**Stated exercise:** Below is a listing; copy all of it exactly.

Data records
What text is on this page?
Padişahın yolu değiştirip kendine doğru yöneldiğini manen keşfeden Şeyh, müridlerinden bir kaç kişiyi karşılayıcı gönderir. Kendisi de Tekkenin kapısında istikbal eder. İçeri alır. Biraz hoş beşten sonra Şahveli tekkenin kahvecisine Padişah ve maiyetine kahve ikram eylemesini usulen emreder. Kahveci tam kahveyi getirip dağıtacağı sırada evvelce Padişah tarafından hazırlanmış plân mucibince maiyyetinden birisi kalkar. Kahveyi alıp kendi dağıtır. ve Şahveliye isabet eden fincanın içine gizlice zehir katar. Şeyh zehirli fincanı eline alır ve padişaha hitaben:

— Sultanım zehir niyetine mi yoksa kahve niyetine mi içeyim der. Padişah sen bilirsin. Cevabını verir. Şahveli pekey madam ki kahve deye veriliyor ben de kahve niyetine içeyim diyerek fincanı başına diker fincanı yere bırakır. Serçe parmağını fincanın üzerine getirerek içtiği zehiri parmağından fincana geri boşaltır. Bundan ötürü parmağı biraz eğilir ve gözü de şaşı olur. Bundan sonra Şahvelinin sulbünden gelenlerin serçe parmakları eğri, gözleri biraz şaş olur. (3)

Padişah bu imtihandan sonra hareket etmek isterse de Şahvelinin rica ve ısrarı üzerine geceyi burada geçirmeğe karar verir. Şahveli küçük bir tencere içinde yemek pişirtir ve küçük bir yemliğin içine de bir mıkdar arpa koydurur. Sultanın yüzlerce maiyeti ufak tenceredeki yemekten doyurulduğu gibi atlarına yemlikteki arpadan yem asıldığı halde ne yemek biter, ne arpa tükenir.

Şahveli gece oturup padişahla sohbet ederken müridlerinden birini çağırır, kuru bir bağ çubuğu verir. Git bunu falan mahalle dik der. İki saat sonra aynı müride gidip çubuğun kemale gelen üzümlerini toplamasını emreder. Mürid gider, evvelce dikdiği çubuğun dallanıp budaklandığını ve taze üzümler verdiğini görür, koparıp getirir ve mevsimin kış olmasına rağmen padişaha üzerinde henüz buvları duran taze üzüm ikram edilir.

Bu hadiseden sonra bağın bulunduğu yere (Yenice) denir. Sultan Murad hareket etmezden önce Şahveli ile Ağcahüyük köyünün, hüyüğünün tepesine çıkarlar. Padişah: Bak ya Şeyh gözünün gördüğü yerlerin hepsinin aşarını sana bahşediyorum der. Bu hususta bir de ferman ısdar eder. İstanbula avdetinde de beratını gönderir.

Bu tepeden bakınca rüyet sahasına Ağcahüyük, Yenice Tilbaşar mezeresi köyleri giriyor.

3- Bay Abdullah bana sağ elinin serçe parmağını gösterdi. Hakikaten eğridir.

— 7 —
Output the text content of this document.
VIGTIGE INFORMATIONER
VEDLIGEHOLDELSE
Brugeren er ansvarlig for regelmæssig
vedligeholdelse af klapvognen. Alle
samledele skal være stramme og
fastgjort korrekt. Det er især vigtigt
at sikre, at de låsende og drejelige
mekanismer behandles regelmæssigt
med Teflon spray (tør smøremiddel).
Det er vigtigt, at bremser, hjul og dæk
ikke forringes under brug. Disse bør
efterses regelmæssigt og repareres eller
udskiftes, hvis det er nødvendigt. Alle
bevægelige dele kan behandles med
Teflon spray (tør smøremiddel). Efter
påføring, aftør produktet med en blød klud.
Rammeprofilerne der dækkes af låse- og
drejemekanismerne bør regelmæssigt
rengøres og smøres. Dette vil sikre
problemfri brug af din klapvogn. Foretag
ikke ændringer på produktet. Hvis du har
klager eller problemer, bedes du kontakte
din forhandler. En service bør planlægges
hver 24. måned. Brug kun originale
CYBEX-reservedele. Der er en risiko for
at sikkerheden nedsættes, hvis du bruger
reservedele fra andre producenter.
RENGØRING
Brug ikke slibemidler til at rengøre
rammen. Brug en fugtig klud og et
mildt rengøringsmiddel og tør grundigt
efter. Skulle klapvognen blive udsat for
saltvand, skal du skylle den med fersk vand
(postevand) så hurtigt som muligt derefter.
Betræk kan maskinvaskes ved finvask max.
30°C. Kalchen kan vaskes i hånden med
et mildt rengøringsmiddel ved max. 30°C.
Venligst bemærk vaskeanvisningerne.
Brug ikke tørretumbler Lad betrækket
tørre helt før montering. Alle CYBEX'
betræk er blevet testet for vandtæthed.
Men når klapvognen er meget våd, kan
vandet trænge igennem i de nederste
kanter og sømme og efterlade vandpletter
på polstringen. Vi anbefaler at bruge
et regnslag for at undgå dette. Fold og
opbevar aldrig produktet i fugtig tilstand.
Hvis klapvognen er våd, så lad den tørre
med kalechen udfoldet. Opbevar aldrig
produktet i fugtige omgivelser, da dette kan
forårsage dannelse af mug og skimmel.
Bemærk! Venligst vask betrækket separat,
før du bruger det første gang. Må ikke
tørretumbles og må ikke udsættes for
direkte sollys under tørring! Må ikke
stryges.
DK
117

**The solution:**
What text is on this page?
Padişahın yolu değiştirip kendine doğru yöneldiğini manen keşfeden Şeyh, müridlerinden bir kaç kişiyi karşılayıcı gönderir. Kendisi de Tekkenin kapısında istikbal eder. İçeri alır. Biraz hoş beşten sonra Şahveli tekkenin kahvecisine Padişah ve maiyetine kahve ikram eylemesini usulen emreder. Kahveci tam kahveyi getirip dağıtacağı sırada evvelce Padişah tarafından hazırlanmış plân mucibince maiyyetinden birisi kalkar. Kahveyi alıp kendi dağıtır. ve Şahveliye isabet eden fincanın içine gizlice zehir katar. Şeyh zehirli fincanı eline alır ve padişaha hitaben:

— Sultanım zehir niyetine mi yoksa kahve niyetine mi içeyim der. Padişah sen bilirsin. Cevabını verir. Şahveli pekey madam ki kahve deye veriliyor ben de kahve niyetine içeyim diyerek fincanı başına diker fincanı yere bırakır. Serçe parmağını fincanın üzerine getirerek içtiği zehiri parmağından fincana geri boşaltır. Bundan ötürü parmağı biraz eğilir ve gözü de şaşı olur. Bundan sonra Şahvelinin sulbünden gelenlerin serçe parmakları eğri, gözleri biraz şaş olur. (3)

Padişah bu imtihandan sonra hareket etmek isterse de Şahvelinin rica ve ısrarı üzerine geceyi burada geçirmeğe karar verir. Şahveli küçük bir tencere içinde yemek pişirtir ve küçük bir yemliğin içine de bir mıkdar arpa koydurur. Sultanın yüzlerce maiyeti ufak tenceredeki yemekten doyurulduğu gibi atlarına yemlikteki arpadan yem asıldığı halde ne yemek biter, ne arpa tükenir.

Şahveli gece oturup padişahla sohbet ederken müridlerinden birini çağırır, kuru bir bağ çubuğu verir. Git bunu falan mahalle dik der. İki saat sonra aynı müride gidip çubuğun kemale gelen üzümlerini toplamasını emreder. Mürid gider, evvelce dikdiği çubuğun dallanıp budaklandığını ve taze üzümler verdiğini görür, koparıp getirir ve mevsimin kış olmasına rağmen padişaha üzerinde henüz buvları duran taze üzüm ikram edilir.

Bu hadiseden sonra bağın bulunduğu yere (Yenice) denir. Sultan Murad hareket etmezden önce Şahveli ile Ağcahüyük köyünün, hüyüğünün tepesine çıkarlar. Padişah: Bak ya Şeyh gözünün gördüğü yerlerin hepsinin aşarını sana bahşediyorum der. Bu hususta bir de ferman ısdar eder. İstanbula avdetinde de beratını gönderir.

Bu tepeden bakınca rüyet sahasına Ağcahüyük, Yenice Tilbaşar mezeresi köyleri giriyor.

3- Bay Abdullah bana sağ elinin serçe parmağını gösterdi. Hakikaten eğridir.

— 7 —
Output the text content of this document.
VIGTIGE INFORMATIONER
VEDLIGEHOLDELSE
Brugeren er ansvarlig for regelmæssig
vedligeholdelse af klapvognen. Alle
samledele skal være stramme og
fastgjort korrekt. Det er især vigtigt
at sikre, at de låsende og drejelige
mekanismer behandles regelmæssigt
med Teflon spray (tør smøremiddel).
Det er vigtigt, at bremser, hjul og dæk
ikke forringes under brug. Disse bør
efterses regelmæssigt og repareres eller
udskiftes, hvis det er nødvendigt. Alle
bevægelige dele kan behandles med
Teflon spray (tør smøremiddel). Efter
påføring, aftør produktet med en blød klud.
Rammeprofilerne der dækkes af låse- og
drejemekanismerne bør regelmæssigt
rengøres og smøres. Dette vil sikre
problemfri brug af din klapvogn. Foretag
ikke ændringer på produktet. Hvis du har
klager eller problemer, bedes du kontakte
din forhandler. En service bør planlægges
hver 24. måned. Brug kun originale
CYBEX-reservedele. Der er en risiko for
at sikkerheden nedsættes, hvis du bruger
reservedele fra andre producenter.
RENGØRING
Brug ikke slibemidler til at rengøre
rammen. Brug en fugtig klud og et
mildt rengøringsmiddel og tør grundigt
efter. Skulle klapvognen blive udsat for
saltvand, skal du skylle den med fersk vand
(postevand) så hurtigt som muligt derefter.
Betræk kan maskinvaskes ved finvask max.
30°C. Kalchen kan vaskes i hånden med
et mildt rengøringsmiddel ved max. 30°C.
Venligst bemærk vaskeanvisningerne.
Brug ikke tørretumbler Lad betrækket
tørre helt før montering. Alle CYBEX'
betræk er blevet testet for vandtæthed.
Men når klapvognen er meget våd, kan
vandet trænge igennem i de nederste
kanter og sømme og efterlade vandpletter
på polstringen. Vi anbefaler at bruge
et regnslag for at undgå dette. Fold og
opbevar aldrig produktet i fugtig tilstand.
Hvis klapvognen er våd, så lad den tørre
med kalechen udfoldet. Opbevar aldrig
produktet i fugtige omgivelser, da dette kan
forårsage dannelse af mug og skimmel.
Bemærk! Venligst vask betrækket separat,
før du bruger det første gang. Må ikke
tørretumbles og må ikke udsættes for
direkte sollys under tørring! Må ikke
stryges.
DK
117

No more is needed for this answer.